Sort function + extra features

Post your working scripts, libraries and tools
User avatar
jeeswg
Posts: 5112
Joined: 19 Dec 2016, 01:58
Location: UK

Sort function + extra features

Post by jeeswg » 10 Jun 2018, 17:01

- I was wanting to create a variant of the Sort function.
- To support various features:
- bound functions
- linear arrays
- null sort (what I've called the 'null sort', the equivalent of a 3-parameter comparison function that returns -offset)
- remove duplicates: all/adjacent
- remove duplicates without sorting the list
- reverse a list without sorting it
- sort by string length
- sort by the nth column
- sort case insensitive 'upper' (as though strings were converted to upper case before comparison) (the default is to convert to lower case prior to comparison)
- sort individual characters (no delimiter character) (e.g. alphabetise/randomise/reverse strings)
- sort reverse order special (swap if different, else maintain order)
- stable sort

- I mentioned some Sort command queries here:
Sort: Z mode and CRLF handling - AutoHotkey Community
https://autohotkey.com/boards/viewtopic.php?f=5&t=50364

- Here are some examples, and a prototype function (and an auxiliary 'filter' function):
- Note: the two functions haven't been tested extensively.

Code: Select all

q:: ;Sort examples
vText := "ABCabc"
MsgBox, % SortNew(vText, "XD") ;alphabetise string
MsgBox, % SortNew(vText, "XD R") ;reverse alphabetical order (if two items are the same, swap them)
MsgBox, % SortNew(vText, "XD XR") ;reverse alphabetical order (if two items are the same, maintain their order)
MsgBox, % SortNew(vText, "XD XN R") ;reverse string
Loop, 5
	MsgBox, % "random: " SortNew(vText, "XD Random") ;randomise string

vText := " ;continuation section
(
a	q	3
b	w	02
c	e	1
)"
MsgBox, % SortNew(vText, "XCN2") ;sort by col 2
MsgBox, % SortNew(vText, "XCN2 R") ;sort by col 2 (reverse)

● RECORDED INFORMATION

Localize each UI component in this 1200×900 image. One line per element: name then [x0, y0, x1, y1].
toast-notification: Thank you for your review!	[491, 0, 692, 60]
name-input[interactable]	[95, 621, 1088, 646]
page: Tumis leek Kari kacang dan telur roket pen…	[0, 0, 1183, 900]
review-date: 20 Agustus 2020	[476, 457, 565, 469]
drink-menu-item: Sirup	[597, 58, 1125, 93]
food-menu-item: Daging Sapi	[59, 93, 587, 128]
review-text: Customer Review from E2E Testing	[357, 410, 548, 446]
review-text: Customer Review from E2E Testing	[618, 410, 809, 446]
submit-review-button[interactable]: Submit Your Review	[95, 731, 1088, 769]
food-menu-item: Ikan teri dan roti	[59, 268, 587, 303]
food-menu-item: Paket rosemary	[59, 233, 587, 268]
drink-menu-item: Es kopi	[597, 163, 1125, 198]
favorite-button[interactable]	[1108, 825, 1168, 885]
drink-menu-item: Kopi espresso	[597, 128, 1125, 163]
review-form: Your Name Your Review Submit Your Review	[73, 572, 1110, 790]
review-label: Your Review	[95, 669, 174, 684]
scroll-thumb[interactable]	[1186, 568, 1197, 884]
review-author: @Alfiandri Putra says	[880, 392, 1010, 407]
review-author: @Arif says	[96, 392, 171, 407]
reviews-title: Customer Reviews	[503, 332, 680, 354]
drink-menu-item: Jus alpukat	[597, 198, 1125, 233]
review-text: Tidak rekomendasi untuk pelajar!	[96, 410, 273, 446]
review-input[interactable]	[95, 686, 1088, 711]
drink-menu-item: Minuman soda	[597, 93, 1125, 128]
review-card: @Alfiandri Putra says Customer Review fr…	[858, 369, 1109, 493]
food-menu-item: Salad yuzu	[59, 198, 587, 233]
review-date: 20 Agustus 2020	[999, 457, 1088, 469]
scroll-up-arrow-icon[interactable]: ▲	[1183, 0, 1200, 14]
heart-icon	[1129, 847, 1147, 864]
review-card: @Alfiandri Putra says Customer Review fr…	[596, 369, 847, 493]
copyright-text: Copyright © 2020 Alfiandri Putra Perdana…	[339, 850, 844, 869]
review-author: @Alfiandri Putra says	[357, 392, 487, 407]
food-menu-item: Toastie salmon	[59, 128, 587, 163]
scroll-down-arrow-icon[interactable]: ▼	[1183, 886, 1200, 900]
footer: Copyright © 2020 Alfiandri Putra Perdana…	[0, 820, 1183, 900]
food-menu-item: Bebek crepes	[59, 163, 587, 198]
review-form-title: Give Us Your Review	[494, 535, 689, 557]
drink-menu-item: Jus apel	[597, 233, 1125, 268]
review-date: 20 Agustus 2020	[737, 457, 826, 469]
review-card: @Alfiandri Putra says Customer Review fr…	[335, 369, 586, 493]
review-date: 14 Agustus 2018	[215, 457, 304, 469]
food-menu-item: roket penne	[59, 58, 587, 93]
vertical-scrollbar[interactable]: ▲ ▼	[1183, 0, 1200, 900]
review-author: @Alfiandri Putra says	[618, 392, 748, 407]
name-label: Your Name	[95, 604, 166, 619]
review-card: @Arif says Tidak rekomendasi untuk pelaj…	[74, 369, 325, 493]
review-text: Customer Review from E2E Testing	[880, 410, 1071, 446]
--
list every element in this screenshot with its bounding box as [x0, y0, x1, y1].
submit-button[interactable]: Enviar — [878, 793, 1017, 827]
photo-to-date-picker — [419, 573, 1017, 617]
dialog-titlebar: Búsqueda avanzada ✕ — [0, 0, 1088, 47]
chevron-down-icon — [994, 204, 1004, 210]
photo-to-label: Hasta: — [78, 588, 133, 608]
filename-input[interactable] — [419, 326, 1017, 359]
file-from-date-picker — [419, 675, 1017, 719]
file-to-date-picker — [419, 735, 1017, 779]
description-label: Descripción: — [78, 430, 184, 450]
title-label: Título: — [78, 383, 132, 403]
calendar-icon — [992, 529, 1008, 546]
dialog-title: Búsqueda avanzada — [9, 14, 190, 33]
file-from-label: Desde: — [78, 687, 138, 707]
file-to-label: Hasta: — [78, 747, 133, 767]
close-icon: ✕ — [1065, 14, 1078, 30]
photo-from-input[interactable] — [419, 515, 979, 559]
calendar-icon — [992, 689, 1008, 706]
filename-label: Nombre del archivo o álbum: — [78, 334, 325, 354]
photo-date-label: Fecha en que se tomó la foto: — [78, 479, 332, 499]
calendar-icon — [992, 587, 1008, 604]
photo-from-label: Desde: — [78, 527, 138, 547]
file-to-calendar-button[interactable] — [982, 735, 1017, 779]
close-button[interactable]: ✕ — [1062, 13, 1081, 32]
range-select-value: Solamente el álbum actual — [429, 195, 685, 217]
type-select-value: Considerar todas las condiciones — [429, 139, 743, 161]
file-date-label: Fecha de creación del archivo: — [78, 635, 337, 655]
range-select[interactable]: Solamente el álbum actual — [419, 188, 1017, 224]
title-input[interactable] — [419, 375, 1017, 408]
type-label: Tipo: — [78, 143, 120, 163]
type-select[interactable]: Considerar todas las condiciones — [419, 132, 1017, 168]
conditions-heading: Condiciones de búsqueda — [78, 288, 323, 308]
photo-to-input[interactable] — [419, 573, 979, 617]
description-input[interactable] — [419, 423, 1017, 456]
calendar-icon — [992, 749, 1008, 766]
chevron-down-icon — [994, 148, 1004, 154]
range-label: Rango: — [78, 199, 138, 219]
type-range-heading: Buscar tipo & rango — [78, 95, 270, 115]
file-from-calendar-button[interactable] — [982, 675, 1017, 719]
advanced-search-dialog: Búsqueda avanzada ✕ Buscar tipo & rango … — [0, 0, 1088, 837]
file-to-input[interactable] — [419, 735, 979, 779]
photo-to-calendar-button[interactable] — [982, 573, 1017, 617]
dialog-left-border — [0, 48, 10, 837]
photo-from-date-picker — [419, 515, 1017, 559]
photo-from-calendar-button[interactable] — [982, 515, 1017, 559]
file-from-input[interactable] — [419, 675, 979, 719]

● GOALS
1. In the Sort function post, what does the default case-insensitive sort do to strings before comparing them?
2. Please print the stretch of the Sort function post from "- I mentioned" through "maintain their order)".
3. Proceed with the Sort function post from the point where it stops.

● PER-TASK ANSWERS
1. It converts them to lower case before comparison.

2.
- I mentioned some Sort command queries here:
Sort: Z mode and CRLF handling - AutoHotkey Community
https://autohotkey.com/boards/viewtopic.php?f=5&t=50364

- Here are some examples, and a prototype function (and an auxiliary 'filter' function):
- Note: the two functions haven't been tested extensively.

Code: Select all

q:: ;Sort examples
vText := "ABCabc"
MsgBox, % SortNew(vText, "XD") ;alphabetise string
MsgBox, % SortNew(vText, "XD R") ;reverse alphabetical order (if two items are the same, swap them)
MsgBox, % SortNew(vText, "XD XR") ;reverse alphabetical order (if two items are the same, maintain their order)

3.
MsgBox, % SortNew(vText, "XCN3") ;sort by col 3
MsgBox, % SortNew(vText, "XCN3 R") ;sort by col 3 (reverse)
MsgBox, % SortNew(vText, "XCN1") ;sort by col 1
MsgBox, % SortNew(vText, "XCN1 R") ;sort by col 1 (reverse)
MsgBox, % SortNew(vText, "XCN1 N") ;sort by col 1 (numeric)
MsgBox, % SortNew(vText, "XCN1 R N") ;sort by col 1 (reverse + numeric)

vText := "aaa,bb,cccc,d,eeeee"
MsgBox, % SortNew(vText, "D, XL") ;sort by length

;note: XN is the null sort, which means that the order is maintained (unchanged)

vText := "c,b,a,c,b,a"
MsgBox, % SortNew(vText, "D, XN U") ;remove duplicates, case insensitive

vText := "c,b,a,C,B,A,c,b,a,C,B,A"
MsgBox, % SortNew(vText, "D, XN U C") ;remove duplicates, case sensitive

vText := "c,b,a,C,B,A,c,b,a,C,B,A"
MsgBox, % SortNew(vText, "D, XN U N") ;remove duplicates, numeric
vText := "c,b,a,3,2,1,c,b,a,3,2,1"
MsgBox, % SortNew(vText, "D, XN U N") ;remove duplicates, numeric
MsgBox, % SortNew(vText, "D, U N") ;(sort numeric and) remove duplicates, numeric

vText := "c,c,b,a,c,c,b,a"
MsgBox, % SortNew(vText, "D, XN XUA") ;remove adjacent duplicates, case insensitive
vText := "c,c,b,a,c,C,b,a"
MsgBox, % SortNew(vText, "D, XN XUA C") ;remove adjacent duplicates, case sensitive

vText := "c,b,a,3,2,1,c,b,a,3,2,1"
MsgBox, % SortNew(vText, "D, XN U N") ;remove duplicates, numeric
MsgBox, % SortNew(vText, "D, U N") ;(sort numeric and) remove duplicates, numeric
MsgBox, % SortNew(vText, "D, XN XUA N") ;remove adjacent duplicates, numeric
MsgBox, % SortNew(vText, "D, XUA N") ;(sort numeric and) remove adjacent duplicates, numeric

vText := ""
Loop, 127
	vText .= Chr(A_Index)
MsgBox, % SortNew(vText, "XD") ;case insensitive (convert to lower case then compare)
MsgBox, % SortNew(vText, "XD XCIU") ;case insensitive (convert to upper case then compare)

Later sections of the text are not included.